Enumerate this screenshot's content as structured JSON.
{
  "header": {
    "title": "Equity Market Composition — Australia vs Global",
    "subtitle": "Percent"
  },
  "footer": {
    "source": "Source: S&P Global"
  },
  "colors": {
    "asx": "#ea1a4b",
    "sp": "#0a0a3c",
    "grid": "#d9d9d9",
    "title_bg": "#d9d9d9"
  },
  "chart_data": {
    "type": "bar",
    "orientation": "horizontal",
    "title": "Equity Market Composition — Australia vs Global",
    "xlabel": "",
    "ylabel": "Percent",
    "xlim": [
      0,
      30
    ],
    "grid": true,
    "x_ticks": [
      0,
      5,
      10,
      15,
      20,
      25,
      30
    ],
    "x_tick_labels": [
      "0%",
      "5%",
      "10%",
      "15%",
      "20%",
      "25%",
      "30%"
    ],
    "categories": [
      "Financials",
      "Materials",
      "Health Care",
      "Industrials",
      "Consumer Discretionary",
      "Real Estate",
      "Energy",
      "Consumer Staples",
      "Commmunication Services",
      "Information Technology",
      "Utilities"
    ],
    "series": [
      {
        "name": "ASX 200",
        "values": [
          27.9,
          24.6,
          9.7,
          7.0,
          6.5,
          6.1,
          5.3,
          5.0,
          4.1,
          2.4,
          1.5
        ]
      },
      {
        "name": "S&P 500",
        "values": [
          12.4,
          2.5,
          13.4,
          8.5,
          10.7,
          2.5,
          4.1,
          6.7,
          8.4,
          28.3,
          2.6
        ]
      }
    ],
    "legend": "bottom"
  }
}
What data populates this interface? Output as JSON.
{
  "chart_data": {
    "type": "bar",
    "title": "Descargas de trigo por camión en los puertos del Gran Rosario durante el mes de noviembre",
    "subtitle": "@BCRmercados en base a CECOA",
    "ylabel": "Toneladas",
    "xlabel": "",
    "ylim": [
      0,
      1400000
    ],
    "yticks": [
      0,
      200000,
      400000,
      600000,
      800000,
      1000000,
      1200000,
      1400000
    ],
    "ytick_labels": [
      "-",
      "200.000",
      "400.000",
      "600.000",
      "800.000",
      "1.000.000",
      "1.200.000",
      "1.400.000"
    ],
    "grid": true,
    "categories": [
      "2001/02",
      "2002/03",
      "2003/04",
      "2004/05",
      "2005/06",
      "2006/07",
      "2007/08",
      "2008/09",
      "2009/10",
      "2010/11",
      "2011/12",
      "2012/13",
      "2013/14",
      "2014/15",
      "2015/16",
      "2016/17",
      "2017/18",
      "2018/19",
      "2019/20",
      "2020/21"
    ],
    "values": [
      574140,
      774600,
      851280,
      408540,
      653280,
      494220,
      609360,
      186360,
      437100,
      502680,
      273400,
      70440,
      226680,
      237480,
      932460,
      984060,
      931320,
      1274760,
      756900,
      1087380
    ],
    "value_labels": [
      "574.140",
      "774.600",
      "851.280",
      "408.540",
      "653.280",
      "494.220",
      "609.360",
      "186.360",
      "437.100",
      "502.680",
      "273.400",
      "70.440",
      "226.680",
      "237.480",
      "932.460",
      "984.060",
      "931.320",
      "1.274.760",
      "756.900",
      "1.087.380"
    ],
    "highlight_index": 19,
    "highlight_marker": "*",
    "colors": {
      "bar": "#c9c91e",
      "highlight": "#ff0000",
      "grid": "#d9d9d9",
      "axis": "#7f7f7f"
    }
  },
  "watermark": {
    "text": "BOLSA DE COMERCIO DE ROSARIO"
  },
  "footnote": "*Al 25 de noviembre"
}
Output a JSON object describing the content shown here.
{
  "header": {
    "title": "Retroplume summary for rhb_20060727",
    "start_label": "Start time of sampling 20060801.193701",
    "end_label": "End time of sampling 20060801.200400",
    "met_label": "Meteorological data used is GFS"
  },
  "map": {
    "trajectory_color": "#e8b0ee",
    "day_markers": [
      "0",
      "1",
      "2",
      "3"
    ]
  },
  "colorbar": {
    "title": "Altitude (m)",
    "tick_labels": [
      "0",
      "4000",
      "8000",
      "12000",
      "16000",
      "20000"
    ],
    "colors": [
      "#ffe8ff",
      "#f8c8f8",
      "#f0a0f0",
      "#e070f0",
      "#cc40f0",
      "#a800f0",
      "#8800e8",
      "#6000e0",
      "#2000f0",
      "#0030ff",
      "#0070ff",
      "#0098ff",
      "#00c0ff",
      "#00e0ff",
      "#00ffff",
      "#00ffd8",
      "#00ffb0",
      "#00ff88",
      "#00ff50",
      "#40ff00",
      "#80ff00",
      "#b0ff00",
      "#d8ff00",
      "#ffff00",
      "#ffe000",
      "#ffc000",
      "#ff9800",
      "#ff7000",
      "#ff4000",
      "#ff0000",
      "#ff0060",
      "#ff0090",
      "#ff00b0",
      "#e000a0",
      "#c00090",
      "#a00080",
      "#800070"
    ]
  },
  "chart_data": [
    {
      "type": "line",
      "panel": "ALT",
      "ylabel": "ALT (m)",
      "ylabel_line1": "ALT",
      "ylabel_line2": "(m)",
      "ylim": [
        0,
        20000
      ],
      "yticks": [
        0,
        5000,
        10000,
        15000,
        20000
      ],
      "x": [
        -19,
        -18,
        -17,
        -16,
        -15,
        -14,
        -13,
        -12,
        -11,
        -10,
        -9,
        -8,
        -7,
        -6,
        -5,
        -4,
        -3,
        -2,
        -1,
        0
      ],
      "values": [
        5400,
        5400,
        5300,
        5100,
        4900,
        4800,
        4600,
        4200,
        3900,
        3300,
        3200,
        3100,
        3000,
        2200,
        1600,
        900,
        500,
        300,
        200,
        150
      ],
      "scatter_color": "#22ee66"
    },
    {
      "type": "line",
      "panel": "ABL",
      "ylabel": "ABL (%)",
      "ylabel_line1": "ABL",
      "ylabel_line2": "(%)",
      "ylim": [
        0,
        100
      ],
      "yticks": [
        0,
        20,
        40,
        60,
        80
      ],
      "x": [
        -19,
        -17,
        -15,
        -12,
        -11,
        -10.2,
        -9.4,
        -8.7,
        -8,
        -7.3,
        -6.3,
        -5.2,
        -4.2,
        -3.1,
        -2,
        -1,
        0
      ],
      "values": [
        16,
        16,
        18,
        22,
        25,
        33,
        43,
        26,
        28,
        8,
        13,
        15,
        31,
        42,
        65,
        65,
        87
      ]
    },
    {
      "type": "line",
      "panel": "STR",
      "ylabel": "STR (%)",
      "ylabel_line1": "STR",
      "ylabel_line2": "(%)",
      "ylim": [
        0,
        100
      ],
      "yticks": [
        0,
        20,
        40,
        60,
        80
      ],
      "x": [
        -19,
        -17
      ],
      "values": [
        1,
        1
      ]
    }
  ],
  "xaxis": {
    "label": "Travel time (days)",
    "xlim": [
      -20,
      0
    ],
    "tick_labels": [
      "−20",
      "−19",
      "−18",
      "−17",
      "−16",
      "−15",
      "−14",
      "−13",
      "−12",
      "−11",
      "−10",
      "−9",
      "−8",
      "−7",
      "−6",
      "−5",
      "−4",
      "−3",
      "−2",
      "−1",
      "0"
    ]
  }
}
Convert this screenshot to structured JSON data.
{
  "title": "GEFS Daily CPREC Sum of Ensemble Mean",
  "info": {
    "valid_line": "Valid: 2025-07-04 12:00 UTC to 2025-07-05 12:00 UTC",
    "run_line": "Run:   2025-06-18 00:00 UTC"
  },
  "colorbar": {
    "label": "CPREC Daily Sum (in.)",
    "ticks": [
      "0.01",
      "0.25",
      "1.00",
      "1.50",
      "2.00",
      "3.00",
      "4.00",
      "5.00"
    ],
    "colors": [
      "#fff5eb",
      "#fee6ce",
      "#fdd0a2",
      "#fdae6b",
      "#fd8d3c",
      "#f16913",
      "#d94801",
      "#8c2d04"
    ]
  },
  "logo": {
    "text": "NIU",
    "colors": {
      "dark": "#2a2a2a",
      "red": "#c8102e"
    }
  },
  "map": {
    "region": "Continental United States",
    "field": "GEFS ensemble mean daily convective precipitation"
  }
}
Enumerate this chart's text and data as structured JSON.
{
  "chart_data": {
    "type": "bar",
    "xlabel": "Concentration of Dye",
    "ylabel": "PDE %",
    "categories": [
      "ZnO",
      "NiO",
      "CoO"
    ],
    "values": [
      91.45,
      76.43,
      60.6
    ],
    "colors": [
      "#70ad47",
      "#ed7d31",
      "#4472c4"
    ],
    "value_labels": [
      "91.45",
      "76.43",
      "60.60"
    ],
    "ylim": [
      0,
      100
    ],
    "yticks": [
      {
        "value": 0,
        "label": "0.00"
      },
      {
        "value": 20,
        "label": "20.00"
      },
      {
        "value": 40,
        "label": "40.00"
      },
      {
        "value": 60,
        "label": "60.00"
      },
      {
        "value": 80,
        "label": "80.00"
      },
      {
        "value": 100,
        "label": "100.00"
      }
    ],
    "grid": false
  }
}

■ ■ ■

• TASK OBJECTIVE:
Search the entries for the word "Consumer" and copy every line that has it.

• ANSWER TO THE PROBLEM:
      "Consumer Discretionary",
      "Consumer Staples",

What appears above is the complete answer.